MATERIAL SUPPLIED:
start
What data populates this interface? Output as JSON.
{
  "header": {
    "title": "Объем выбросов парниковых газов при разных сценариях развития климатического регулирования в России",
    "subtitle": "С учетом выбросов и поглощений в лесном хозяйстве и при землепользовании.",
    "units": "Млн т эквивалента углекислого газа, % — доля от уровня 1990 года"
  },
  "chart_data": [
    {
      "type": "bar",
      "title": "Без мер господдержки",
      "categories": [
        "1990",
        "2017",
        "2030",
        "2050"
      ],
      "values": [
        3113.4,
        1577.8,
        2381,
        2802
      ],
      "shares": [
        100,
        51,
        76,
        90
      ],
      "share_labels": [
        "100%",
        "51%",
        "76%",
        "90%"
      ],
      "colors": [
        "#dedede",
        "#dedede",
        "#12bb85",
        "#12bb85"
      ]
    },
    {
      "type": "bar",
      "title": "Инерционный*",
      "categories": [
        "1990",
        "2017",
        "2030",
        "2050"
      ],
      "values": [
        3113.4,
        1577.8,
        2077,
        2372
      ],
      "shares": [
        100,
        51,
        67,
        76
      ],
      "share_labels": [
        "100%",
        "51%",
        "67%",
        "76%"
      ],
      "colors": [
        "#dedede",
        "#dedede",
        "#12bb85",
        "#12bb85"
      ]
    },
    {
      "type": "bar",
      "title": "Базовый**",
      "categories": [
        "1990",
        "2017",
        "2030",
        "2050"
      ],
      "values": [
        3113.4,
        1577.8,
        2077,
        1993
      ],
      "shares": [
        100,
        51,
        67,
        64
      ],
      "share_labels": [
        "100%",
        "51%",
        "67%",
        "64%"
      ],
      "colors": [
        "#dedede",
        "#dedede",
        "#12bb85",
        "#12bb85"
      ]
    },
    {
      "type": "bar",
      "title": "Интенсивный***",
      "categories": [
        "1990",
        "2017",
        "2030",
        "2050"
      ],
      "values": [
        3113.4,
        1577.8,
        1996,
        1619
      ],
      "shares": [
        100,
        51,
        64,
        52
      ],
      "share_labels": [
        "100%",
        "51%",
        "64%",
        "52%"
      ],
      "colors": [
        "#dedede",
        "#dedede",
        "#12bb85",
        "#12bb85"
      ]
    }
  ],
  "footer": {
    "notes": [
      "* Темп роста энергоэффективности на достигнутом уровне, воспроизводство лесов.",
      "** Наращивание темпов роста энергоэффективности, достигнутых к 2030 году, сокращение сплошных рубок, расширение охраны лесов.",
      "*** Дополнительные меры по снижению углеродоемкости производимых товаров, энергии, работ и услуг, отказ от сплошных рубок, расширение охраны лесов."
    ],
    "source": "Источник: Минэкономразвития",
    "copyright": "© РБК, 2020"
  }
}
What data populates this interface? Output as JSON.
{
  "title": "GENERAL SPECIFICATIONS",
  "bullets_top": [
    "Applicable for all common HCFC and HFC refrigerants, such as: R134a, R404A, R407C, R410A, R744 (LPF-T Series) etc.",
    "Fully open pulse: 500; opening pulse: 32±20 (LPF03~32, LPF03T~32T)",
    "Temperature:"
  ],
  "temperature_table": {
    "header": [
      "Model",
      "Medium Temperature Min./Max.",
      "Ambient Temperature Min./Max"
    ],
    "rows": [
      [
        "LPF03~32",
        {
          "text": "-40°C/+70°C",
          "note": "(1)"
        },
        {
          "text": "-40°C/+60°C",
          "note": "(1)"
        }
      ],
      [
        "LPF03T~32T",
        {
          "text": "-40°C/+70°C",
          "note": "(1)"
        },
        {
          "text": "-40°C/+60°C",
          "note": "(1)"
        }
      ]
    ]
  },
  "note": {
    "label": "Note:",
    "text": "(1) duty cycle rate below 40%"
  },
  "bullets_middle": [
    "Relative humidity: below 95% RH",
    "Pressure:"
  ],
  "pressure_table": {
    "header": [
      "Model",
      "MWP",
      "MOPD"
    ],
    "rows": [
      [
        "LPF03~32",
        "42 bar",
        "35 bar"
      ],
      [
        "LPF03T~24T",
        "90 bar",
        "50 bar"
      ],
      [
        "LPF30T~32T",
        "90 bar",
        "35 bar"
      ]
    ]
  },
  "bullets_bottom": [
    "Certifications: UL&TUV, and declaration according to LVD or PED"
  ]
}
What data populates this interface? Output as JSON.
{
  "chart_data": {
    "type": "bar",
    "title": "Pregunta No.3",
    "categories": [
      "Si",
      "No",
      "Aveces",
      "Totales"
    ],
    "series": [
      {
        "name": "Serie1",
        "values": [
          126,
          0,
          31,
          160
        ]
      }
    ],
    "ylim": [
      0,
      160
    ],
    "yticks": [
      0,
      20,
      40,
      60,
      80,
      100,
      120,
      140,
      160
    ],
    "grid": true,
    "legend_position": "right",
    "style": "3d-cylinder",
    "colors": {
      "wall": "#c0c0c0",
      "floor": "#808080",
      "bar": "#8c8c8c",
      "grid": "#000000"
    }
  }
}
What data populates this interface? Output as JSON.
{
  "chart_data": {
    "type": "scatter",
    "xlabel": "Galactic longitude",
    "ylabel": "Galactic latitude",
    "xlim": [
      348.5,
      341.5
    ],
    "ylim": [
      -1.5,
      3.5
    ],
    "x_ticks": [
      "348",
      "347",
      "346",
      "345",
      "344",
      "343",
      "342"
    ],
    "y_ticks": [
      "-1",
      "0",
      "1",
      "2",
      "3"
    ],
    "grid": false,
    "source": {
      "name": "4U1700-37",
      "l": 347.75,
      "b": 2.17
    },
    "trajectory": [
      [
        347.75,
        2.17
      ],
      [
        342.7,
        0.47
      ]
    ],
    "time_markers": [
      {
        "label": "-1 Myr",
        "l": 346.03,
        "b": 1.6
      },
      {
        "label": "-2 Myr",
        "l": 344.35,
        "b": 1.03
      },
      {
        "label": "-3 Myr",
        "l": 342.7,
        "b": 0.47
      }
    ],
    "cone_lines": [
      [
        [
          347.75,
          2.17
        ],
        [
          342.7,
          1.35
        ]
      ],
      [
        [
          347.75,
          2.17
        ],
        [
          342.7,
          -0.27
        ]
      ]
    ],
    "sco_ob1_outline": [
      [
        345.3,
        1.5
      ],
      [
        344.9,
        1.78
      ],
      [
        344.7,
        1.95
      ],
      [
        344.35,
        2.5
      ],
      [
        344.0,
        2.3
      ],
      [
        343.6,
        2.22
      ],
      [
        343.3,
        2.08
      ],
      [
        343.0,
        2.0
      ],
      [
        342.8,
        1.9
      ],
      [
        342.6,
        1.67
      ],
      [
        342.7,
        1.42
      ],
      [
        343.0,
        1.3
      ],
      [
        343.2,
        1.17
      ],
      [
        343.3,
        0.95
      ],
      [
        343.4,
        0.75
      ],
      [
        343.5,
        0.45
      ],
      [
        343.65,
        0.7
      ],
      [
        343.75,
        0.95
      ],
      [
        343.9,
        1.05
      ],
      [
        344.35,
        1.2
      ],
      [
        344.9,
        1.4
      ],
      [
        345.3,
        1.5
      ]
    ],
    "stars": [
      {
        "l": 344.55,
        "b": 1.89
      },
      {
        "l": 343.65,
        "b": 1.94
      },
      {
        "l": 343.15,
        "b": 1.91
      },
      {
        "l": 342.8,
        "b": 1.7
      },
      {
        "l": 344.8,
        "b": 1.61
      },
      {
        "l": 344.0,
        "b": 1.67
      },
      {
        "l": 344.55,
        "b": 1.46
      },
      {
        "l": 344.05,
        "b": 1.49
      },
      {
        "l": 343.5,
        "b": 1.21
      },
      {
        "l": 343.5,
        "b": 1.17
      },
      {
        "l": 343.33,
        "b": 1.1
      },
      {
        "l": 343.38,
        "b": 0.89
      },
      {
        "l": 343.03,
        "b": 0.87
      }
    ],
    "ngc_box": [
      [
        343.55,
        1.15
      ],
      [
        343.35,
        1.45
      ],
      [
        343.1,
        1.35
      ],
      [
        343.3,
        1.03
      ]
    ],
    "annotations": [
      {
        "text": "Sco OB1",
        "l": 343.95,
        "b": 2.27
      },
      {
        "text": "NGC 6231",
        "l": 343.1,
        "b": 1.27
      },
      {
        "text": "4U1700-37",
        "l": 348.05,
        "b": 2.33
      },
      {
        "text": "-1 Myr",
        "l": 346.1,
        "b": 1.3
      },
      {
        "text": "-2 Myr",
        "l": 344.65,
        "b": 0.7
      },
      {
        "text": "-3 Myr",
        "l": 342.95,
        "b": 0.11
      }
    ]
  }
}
end
WORK TO DO:
For this exercise, gather every line of the data that contains the word "Galactic".

ANSWER TO THIS EXERCISE:
    "xlabel": "Galactic longitude",
    "ylabel": "Galactic latitude",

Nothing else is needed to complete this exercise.